*Data records*:
◆ ◆ ◆ ◆
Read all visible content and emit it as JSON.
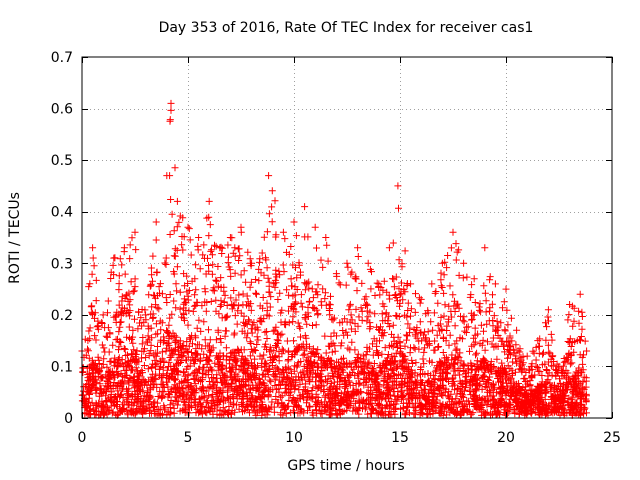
{
  "chart_data": {
    "type": "scatter",
    "title": "Day 353 of 2016, Rate Of TEC Index for receiver cas1",
    "xlabel": "GPS time / hours",
    "ylabel": "ROTI / TECUs",
    "xlim": [
      0,
      25
    ],
    "ylim": [
      0,
      0.7
    ],
    "xticks": [
      0,
      5,
      10,
      15,
      20,
      25
    ],
    "yticks": [
      0,
      0.1,
      0.2,
      0.3,
      0.4,
      0.5,
      0.6,
      0.7
    ],
    "xtick_labels": [
      "0",
      "5",
      "10",
      "15",
      "20",
      "25"
    ],
    "ytick_labels": [
      "0",
      "0.1",
      "0.2",
      "0.3",
      "0.4",
      "0.5",
      "0.6",
      "0.7"
    ],
    "grid": true,
    "marker": "+",
    "color": "#ff0000",
    "series": [
      {
        "name": "ROTI",
        "description": "dense scatter of ROTI values sampled across 0–23.8 h; envelope (hour, approx max ROTI)",
        "envelope": [
          [
            0.0,
            0.13
          ],
          [
            0.5,
            0.33
          ],
          [
            1.0,
            0.2
          ],
          [
            1.5,
            0.31
          ],
          [
            2.0,
            0.33
          ],
          [
            2.5,
            0.36
          ],
          [
            3.0,
            0.2
          ],
          [
            3.5,
            0.38
          ],
          [
            4.0,
            0.47
          ],
          [
            4.2,
            0.61
          ],
          [
            4.5,
            0.42
          ],
          [
            5.0,
            0.37
          ],
          [
            5.5,
            0.35
          ],
          [
            6.0,
            0.42
          ],
          [
            6.5,
            0.33
          ],
          [
            7.0,
            0.35
          ],
          [
            7.5,
            0.37
          ],
          [
            8.0,
            0.3
          ],
          [
            8.5,
            0.32
          ],
          [
            8.8,
            0.47
          ],
          [
            9.5,
            0.36
          ],
          [
            10.0,
            0.38
          ],
          [
            10.5,
            0.41
          ],
          [
            11.0,
            0.37
          ],
          [
            11.5,
            0.35
          ],
          [
            12.0,
            0.28
          ],
          [
            12.5,
            0.3
          ],
          [
            13.0,
            0.33
          ],
          [
            13.5,
            0.3
          ],
          [
            14.0,
            0.26
          ],
          [
            14.5,
            0.33
          ],
          [
            14.9,
            0.45
          ],
          [
            15.5,
            0.26
          ],
          [
            16.0,
            0.23
          ],
          [
            16.5,
            0.26
          ],
          [
            17.0,
            0.3
          ],
          [
            17.5,
            0.36
          ],
          [
            18.0,
            0.3
          ],
          [
            18.5,
            0.27
          ],
          [
            19.0,
            0.33
          ],
          [
            19.5,
            0.26
          ],
          [
            20.0,
            0.25
          ],
          [
            20.5,
            0.17
          ],
          [
            21.0,
            0.12
          ],
          [
            21.5,
            0.15
          ],
          [
            22.0,
            0.21
          ],
          [
            22.5,
            0.1
          ],
          [
            23.0,
            0.22
          ],
          [
            23.5,
            0.24
          ],
          [
            23.8,
            0.13
          ]
        ]
      }
    ]
  }
}
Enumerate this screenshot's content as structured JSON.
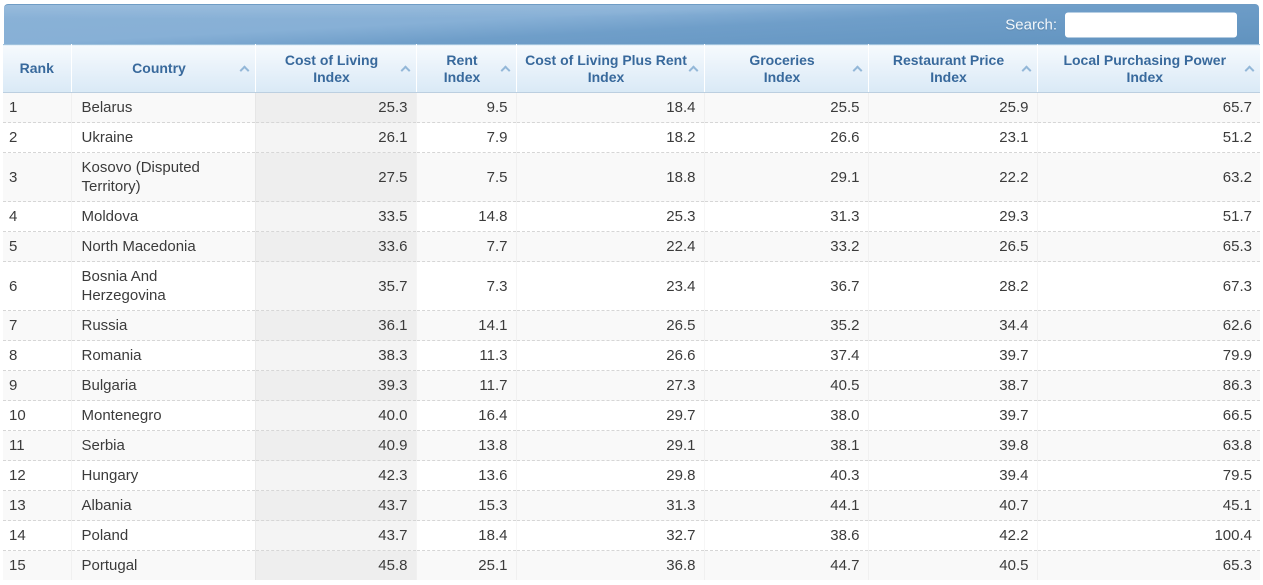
{
  "toolbar": {
    "search_label": "Search:",
    "search_value": ""
  },
  "colors": {
    "banner_blue_light": "#8ab2d7",
    "banner_blue_dark": "#6193bf",
    "header_text_blue": "#38699c",
    "header_bg_top": "#f6fafd",
    "header_bg_bottom": "#d9e9f6",
    "sort_caret_blue": "#93b7d8",
    "row_stripe_gray": "#f9f9f9",
    "sorted_column_shade": "rgba(0,0,0,0.04)",
    "body_text": "#3b3b3b"
  },
  "icons": {
    "sort_ascending": "chevron-up-icon"
  },
  "table": {
    "columns": [
      {
        "key": "rank",
        "label": "Rank",
        "sortable": false,
        "sorted": false,
        "align": "left"
      },
      {
        "key": "country",
        "label": "Country",
        "sortable": true,
        "sorted": false,
        "align": "left"
      },
      {
        "key": "cost_of_living",
        "label": "Cost of Living\nIndex",
        "sortable": true,
        "sorted": true,
        "align": "right"
      },
      {
        "key": "rent",
        "label": "Rent\nIndex",
        "sortable": true,
        "sorted": false,
        "align": "right"
      },
      {
        "key": "cost_of_living_plus_rent",
        "label": "Cost of Living Plus Rent\nIndex",
        "sortable": true,
        "sorted": false,
        "align": "right"
      },
      {
        "key": "groceries",
        "label": "Groceries\nIndex",
        "sortable": true,
        "sorted": false,
        "align": "right"
      },
      {
        "key": "restaurant_price",
        "label": "Restaurant Price\nIndex",
        "sortable": true,
        "sorted": false,
        "align": "right"
      },
      {
        "key": "local_purchasing_power",
        "label": "Local Purchasing Power\nIndex",
        "sortable": true,
        "sorted": false,
        "align": "right"
      }
    ],
    "rows": [
      [
        "1",
        "Belarus",
        "25.3",
        "9.5",
        "18.4",
        "25.5",
        "25.9",
        "65.7"
      ],
      [
        "2",
        "Ukraine",
        "26.1",
        "7.9",
        "18.2",
        "26.6",
        "23.1",
        "51.2"
      ],
      [
        "3",
        "Kosovo (Disputed Territory)",
        "27.5",
        "7.5",
        "18.8",
        "29.1",
        "22.2",
        "63.2"
      ],
      [
        "4",
        "Moldova",
        "33.5",
        "14.8",
        "25.3",
        "31.3",
        "29.3",
        "51.7"
      ],
      [
        "5",
        "North Macedonia",
        "33.6",
        "7.7",
        "22.4",
        "33.2",
        "26.5",
        "65.3"
      ],
      [
        "6",
        "Bosnia And Herzegovina",
        "35.7",
        "7.3",
        "23.4",
        "36.7",
        "28.2",
        "67.3"
      ],
      [
        "7",
        "Russia",
        "36.1",
        "14.1",
        "26.5",
        "35.2",
        "34.4",
        "62.6"
      ],
      [
        "8",
        "Romania",
        "38.3",
        "11.3",
        "26.6",
        "37.4",
        "39.7",
        "79.9"
      ],
      [
        "9",
        "Bulgaria",
        "39.3",
        "11.7",
        "27.3",
        "40.5",
        "38.7",
        "86.3"
      ],
      [
        "10",
        "Montenegro",
        "40.0",
        "16.4",
        "29.7",
        "38.0",
        "39.7",
        "66.5"
      ],
      [
        "11",
        "Serbia",
        "40.9",
        "13.8",
        "29.1",
        "38.1",
        "39.8",
        "63.8"
      ],
      [
        "12",
        "Hungary",
        "42.3",
        "13.6",
        "29.8",
        "40.3",
        "39.4",
        "79.5"
      ],
      [
        "13",
        "Albania",
        "43.7",
        "15.3",
        "31.3",
        "44.1",
        "40.7",
        "45.1"
      ],
      [
        "14",
        "Poland",
        "43.7",
        "18.4",
        "32.7",
        "38.6",
        "42.2",
        "100.4"
      ],
      [
        "15",
        "Portugal",
        "45.8",
        "25.1",
        "36.8",
        "44.7",
        "40.5",
        "65.3"
      ]
    ]
  }
}
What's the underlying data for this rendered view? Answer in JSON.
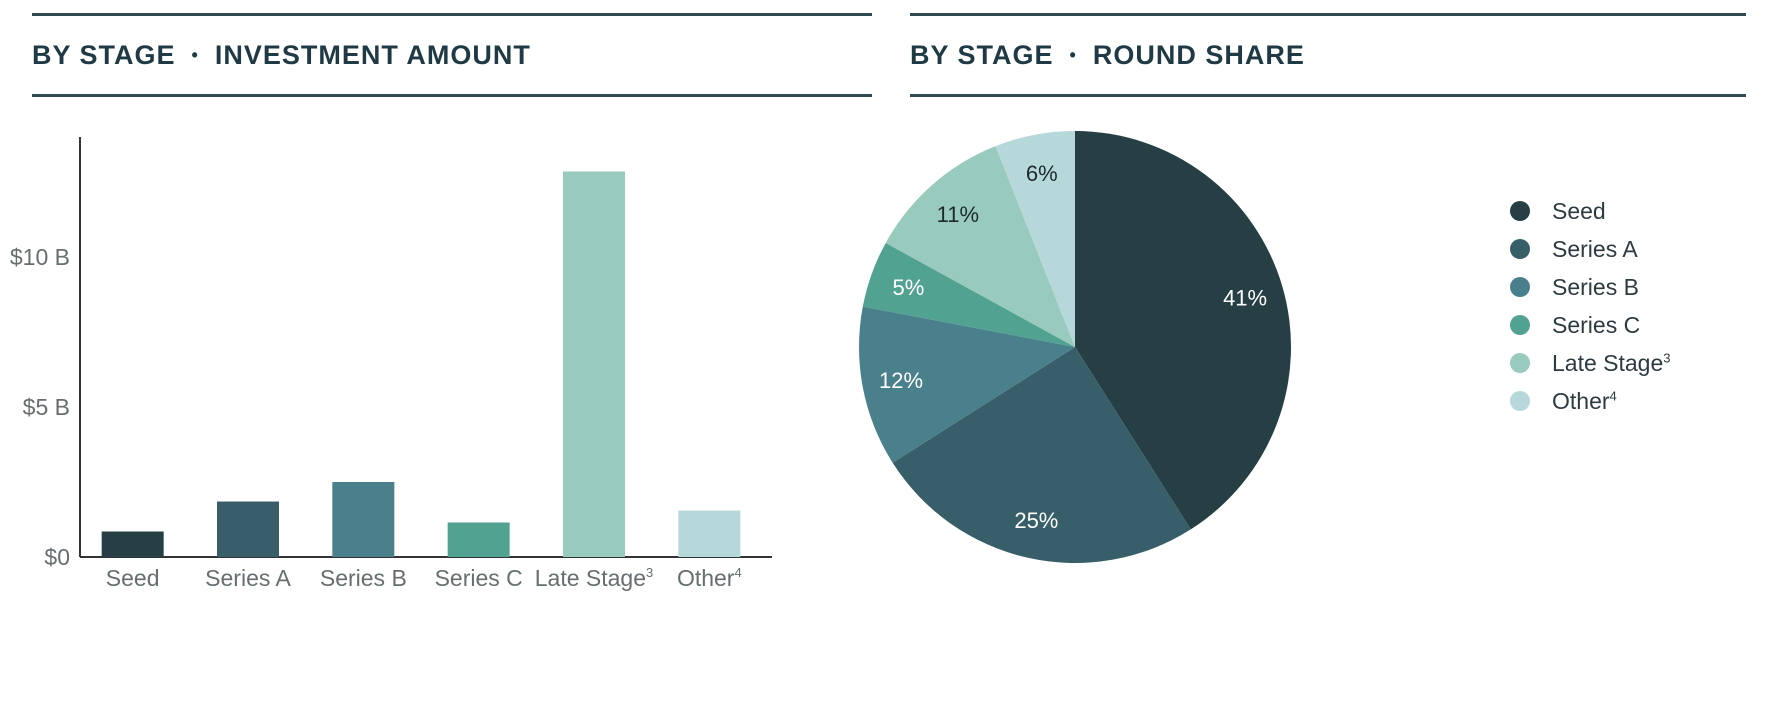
{
  "left_panel": {
    "title_part1": "BY STAGE",
    "separator": "•",
    "title_part2": "INVESTMENT AMOUNT"
  },
  "right_panel": {
    "title_part1": "BY STAGE",
    "separator": "•",
    "title_part2": "ROUND SHARE"
  },
  "colors": {
    "seed": "#263f44",
    "series_a": "#385f69",
    "series_b": "#4a808b",
    "series_c": "#52a291",
    "late_stage": "#98cabd",
    "other": "#b6d8da",
    "rule": "#2f4a50",
    "title": "#1f3a44"
  },
  "chart_data": [
    {
      "type": "bar",
      "title": "BY STAGE • INVESTMENT AMOUNT",
      "categories": [
        {
          "label": "Seed",
          "sup": ""
        },
        {
          "label": "Series A",
          "sup": ""
        },
        {
          "label": "Series B",
          "sup": ""
        },
        {
          "label": "Series C",
          "sup": ""
        },
        {
          "label": "Late Stage",
          "sup": "3"
        },
        {
          "label": "Other",
          "sup": "4"
        }
      ],
      "values": [
        0.85,
        1.85,
        2.5,
        1.15,
        12.85,
        1.55
      ],
      "unit": "B",
      "yticks": [
        {
          "value": 0,
          "label": "$0"
        },
        {
          "value": 5,
          "label": "$5 B"
        },
        {
          "value": 10,
          "label": "$10 B"
        }
      ],
      "ylim": [
        0,
        14
      ],
      "grid": false
    },
    {
      "type": "pie",
      "title": "BY STAGE • ROUND SHARE",
      "slices": [
        {
          "label": "Seed",
          "sup": "",
          "value": 41,
          "display": "41%"
        },
        {
          "label": "Series A",
          "sup": "",
          "value": 25,
          "display": "25%"
        },
        {
          "label": "Series B",
          "sup": "",
          "value": 12,
          "display": "12%"
        },
        {
          "label": "Series C",
          "sup": "",
          "value": 5,
          "display": "5%"
        },
        {
          "label": "Late Stage",
          "sup": "3",
          "value": 11,
          "display": "11%"
        },
        {
          "label": "Other",
          "sup": "4",
          "value": 6,
          "display": "6%"
        }
      ],
      "legend_position": "right"
    }
  ]
}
◆ ◆ ◆ ◆
*Task prompt*: Pick out every line with the string "JSON" and copy it.

*Problem solution*:
Read all visible content and emit it as JSON.
Enumerate this screenshot's content as structured JSON.
What's the underlying data for this rendered view? Answer in JSON.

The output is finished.